Task requirements -> Return the lines of the items below from the line containing "y-tick-label: 10.000 [23,325,66,341]" up to and including the line containing "legend-label: Total 2017 [643,211,703,227]", copied with no changes.

Given records ->
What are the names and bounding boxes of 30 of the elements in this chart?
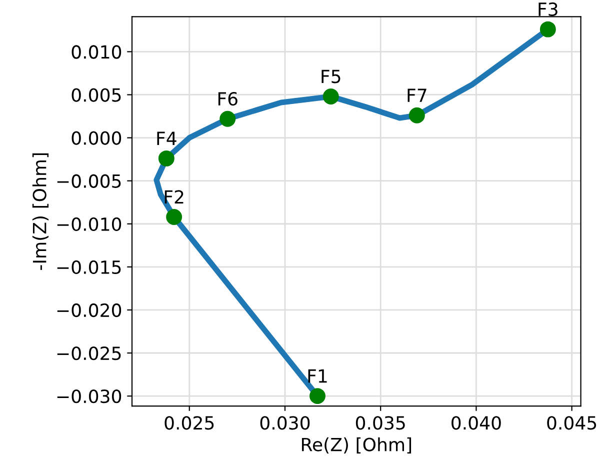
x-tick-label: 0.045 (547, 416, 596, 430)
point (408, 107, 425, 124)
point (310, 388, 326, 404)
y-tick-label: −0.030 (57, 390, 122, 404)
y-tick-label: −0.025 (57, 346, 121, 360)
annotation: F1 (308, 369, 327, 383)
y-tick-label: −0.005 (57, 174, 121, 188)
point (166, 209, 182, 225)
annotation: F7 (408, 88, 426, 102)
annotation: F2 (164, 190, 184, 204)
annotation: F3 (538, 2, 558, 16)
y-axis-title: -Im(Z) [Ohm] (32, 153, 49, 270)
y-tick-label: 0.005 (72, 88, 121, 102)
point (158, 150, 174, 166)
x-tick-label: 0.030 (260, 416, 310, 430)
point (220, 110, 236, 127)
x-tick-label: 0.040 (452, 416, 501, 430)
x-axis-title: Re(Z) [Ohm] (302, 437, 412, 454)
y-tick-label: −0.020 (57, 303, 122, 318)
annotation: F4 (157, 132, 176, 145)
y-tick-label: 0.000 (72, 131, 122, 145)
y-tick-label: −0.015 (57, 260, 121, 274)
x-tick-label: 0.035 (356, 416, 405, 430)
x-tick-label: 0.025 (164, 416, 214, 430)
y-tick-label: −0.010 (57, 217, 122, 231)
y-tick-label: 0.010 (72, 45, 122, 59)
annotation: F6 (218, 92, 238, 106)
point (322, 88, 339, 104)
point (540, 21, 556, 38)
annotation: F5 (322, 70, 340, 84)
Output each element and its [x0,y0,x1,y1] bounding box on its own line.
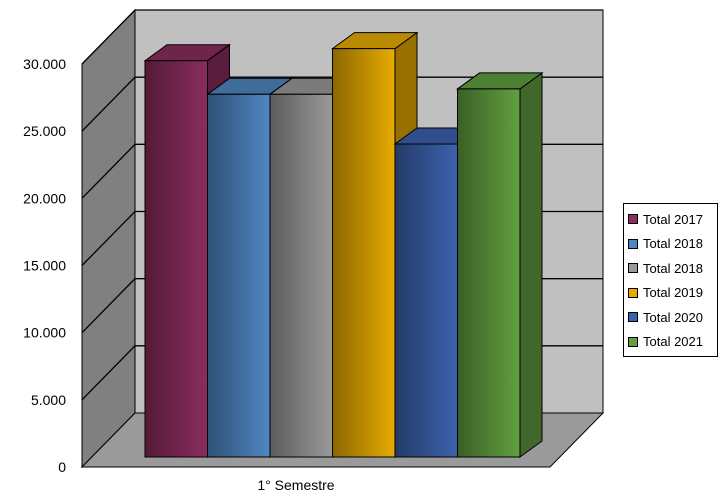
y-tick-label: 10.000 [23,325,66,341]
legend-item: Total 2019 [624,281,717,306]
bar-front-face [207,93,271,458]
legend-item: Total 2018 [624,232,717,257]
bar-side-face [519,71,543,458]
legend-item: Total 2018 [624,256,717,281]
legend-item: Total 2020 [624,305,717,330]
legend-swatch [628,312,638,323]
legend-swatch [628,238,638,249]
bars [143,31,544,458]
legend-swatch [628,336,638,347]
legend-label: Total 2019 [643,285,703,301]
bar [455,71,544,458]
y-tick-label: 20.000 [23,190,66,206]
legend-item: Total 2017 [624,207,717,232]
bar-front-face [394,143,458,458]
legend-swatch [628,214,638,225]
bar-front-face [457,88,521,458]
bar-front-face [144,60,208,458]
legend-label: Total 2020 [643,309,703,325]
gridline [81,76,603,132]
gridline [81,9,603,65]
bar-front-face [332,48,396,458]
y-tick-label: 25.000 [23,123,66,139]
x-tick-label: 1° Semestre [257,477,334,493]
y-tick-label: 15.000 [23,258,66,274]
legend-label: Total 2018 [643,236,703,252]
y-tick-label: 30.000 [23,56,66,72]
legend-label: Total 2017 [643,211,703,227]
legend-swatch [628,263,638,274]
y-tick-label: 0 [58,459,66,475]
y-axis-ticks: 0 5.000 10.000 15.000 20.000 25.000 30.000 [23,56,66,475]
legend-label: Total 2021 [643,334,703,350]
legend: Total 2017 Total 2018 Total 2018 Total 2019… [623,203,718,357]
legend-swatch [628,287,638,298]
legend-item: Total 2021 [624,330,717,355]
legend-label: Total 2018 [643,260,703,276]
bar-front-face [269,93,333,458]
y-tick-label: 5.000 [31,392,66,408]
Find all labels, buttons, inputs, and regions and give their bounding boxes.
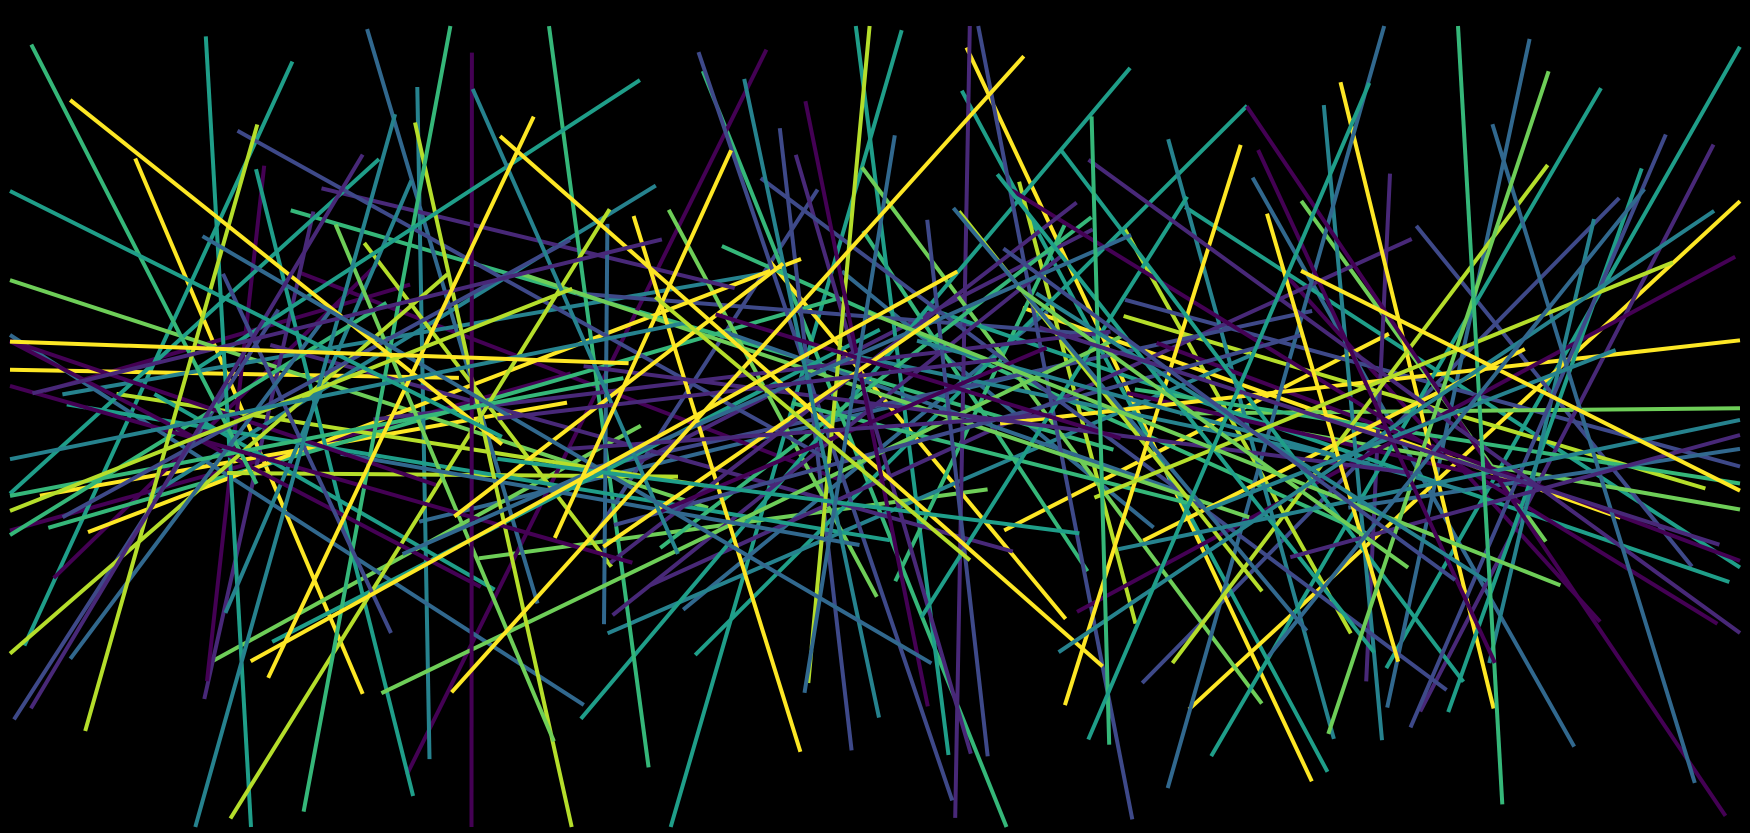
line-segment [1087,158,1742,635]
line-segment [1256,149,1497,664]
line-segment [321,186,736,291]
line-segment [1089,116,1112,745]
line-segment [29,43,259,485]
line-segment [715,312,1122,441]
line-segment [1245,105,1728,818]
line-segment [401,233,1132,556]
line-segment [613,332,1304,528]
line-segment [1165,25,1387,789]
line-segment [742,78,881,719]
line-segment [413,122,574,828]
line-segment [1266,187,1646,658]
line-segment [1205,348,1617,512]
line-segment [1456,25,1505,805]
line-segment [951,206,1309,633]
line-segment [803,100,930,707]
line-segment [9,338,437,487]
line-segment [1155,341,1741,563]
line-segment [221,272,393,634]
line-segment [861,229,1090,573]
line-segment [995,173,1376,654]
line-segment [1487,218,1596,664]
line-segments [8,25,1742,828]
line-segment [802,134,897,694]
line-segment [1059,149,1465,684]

The solution ->
y-tick-label: 10.000 [23,325,66,341]
legend-item: Total 2019 [624,281,717,306]
bar-front-face [207,93,271,458]
legend-item: Total 2018 [624,232,717,257]
bar-side-face [519,71,543,458]
legend-item: Total 2018 [624,256,717,281]
legend-item: Total 2020 [624,305,717,330]
legend-swatch [628,312,638,323]
legend-swatch [628,238,638,249]
bars [143,31,544,458]
legend-swatch [628,336,638,347]
legend-label: Total 2019 [643,285,703,301]
bar [455,71,544,458]
y-tick-label: 20.000 [23,190,66,206]
legend-item: Total 2017 [624,207,717,232]
bar-front-face [394,143,458,458]
legend-swatch [628,214,638,225]
bar-front-face [457,88,521,458]
bar-front-face [144,60,208,458]
legend-label: Total 2020 [643,309,703,325]
gridline [81,76,603,132]
gridline [81,9,603,65]
bar-front-face [332,48,396,458]
y-tick-label: 25.000 [23,123,66,139]
x-tick-label: 1° Semestre [257,477,334,493]
y-tick-label: 15.000 [23,258,66,274]
legend-label: Total 2018 [643,236,703,252]
y-tick-label: 30.000 [23,56,66,72]
legend-label: Total 2017 [643,211,703,227]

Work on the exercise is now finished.